◆ **Stated task**
Go through the data below. Pull out every line that has the word "calendar".

Collected data entries
-- -- --

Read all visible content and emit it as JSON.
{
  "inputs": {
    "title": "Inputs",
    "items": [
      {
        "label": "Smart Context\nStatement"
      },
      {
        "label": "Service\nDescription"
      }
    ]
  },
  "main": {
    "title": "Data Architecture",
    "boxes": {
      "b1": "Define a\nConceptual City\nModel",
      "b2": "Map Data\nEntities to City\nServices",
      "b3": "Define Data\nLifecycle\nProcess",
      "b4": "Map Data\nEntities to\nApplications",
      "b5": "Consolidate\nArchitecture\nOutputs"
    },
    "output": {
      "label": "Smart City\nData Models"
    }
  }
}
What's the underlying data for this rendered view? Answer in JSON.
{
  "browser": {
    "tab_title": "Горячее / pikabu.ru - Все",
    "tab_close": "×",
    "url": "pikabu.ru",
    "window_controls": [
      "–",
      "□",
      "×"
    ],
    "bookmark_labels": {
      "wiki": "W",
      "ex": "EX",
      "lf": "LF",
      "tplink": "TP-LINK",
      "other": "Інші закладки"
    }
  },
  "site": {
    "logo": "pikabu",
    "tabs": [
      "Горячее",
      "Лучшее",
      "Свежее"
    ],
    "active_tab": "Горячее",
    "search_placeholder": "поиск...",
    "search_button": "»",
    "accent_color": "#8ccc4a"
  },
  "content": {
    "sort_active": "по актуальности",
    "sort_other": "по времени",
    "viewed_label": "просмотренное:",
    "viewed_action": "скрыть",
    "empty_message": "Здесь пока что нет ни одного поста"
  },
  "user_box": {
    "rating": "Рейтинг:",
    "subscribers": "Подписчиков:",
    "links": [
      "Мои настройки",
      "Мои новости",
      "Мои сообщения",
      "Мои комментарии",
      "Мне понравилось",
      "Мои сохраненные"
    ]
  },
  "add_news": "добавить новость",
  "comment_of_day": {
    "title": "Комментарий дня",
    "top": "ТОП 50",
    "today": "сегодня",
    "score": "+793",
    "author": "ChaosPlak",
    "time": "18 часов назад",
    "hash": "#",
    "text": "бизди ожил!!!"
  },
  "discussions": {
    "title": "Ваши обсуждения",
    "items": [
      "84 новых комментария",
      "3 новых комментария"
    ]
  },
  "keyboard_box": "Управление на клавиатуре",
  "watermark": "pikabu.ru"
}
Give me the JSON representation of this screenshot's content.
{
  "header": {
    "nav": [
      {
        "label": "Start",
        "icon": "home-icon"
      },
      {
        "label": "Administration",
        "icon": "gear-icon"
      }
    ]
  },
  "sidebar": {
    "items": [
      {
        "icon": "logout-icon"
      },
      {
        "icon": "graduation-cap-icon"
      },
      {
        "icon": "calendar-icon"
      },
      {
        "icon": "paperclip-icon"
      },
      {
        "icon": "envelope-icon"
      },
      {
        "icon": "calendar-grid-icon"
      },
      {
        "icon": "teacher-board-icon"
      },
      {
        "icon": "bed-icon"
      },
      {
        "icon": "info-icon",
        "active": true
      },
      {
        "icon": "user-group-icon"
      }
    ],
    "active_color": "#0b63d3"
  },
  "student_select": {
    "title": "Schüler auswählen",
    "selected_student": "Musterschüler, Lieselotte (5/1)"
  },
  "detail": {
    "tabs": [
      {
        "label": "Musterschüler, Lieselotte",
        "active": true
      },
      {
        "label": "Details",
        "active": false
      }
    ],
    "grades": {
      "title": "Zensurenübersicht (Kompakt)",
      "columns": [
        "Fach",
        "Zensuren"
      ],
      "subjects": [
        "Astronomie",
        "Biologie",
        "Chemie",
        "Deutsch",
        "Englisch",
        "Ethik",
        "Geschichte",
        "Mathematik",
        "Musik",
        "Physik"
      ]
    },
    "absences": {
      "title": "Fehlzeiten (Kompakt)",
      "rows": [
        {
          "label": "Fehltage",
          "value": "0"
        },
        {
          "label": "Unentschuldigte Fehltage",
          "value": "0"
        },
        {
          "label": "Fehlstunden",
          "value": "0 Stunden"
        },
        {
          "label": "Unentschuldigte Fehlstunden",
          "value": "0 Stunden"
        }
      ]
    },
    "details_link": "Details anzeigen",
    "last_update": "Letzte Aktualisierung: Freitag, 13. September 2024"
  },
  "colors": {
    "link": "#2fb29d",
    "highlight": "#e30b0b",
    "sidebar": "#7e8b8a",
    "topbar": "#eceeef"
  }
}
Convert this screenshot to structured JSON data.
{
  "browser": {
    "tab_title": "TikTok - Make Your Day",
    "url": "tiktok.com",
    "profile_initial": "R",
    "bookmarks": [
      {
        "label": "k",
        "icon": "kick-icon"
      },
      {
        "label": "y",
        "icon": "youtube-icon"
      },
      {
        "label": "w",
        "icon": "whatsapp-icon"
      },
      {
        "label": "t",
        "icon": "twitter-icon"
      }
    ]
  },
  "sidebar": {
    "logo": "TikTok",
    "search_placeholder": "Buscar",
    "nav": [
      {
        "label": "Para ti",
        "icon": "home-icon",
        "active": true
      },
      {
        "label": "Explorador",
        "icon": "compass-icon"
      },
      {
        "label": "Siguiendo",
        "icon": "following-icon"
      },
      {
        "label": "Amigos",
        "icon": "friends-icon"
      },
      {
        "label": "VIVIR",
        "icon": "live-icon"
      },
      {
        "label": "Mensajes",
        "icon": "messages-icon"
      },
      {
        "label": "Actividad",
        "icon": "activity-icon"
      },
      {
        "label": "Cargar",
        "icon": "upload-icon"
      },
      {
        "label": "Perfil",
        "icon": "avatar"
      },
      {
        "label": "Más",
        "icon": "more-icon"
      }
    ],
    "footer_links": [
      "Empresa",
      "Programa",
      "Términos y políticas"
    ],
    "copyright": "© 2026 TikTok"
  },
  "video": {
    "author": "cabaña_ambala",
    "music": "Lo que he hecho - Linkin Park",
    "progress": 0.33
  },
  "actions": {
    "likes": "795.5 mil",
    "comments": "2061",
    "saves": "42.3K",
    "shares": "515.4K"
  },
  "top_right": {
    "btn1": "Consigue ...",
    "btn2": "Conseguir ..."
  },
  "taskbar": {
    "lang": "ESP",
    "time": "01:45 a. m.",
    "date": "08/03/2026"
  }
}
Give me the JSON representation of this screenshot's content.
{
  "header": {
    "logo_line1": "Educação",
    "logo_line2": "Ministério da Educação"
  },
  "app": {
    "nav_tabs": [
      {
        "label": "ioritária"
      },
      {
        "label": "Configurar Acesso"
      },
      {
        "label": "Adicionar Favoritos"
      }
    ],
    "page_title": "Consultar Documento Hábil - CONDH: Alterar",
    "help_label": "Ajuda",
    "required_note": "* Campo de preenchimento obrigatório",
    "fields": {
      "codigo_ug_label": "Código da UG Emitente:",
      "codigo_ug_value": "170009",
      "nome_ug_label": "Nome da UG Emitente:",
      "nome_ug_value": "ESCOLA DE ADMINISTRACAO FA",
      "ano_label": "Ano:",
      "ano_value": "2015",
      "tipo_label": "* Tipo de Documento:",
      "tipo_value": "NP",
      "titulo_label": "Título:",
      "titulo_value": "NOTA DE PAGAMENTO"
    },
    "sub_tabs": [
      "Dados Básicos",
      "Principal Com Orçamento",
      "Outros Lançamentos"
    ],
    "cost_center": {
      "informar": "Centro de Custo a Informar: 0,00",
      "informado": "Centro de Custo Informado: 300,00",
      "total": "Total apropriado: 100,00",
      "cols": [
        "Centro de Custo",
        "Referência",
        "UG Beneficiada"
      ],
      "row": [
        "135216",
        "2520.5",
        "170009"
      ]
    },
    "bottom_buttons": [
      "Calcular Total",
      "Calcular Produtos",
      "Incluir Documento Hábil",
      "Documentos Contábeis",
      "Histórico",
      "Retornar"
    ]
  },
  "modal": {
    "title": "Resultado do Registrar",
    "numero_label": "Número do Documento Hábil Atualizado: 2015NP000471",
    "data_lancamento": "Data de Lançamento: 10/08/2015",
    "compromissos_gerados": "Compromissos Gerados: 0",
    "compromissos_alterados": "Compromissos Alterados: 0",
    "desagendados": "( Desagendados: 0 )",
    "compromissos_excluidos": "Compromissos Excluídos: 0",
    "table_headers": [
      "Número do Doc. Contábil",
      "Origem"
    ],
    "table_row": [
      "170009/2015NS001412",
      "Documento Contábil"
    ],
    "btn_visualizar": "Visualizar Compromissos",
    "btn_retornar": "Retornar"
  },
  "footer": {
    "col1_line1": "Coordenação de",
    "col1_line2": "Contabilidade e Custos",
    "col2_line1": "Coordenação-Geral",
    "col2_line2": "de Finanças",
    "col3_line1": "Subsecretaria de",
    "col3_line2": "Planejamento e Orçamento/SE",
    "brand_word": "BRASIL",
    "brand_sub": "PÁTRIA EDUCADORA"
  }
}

-- -- --

◆ **Response to the exercise**
        "icon": "calendar-icon"
        "icon": "calendar-grid-icon"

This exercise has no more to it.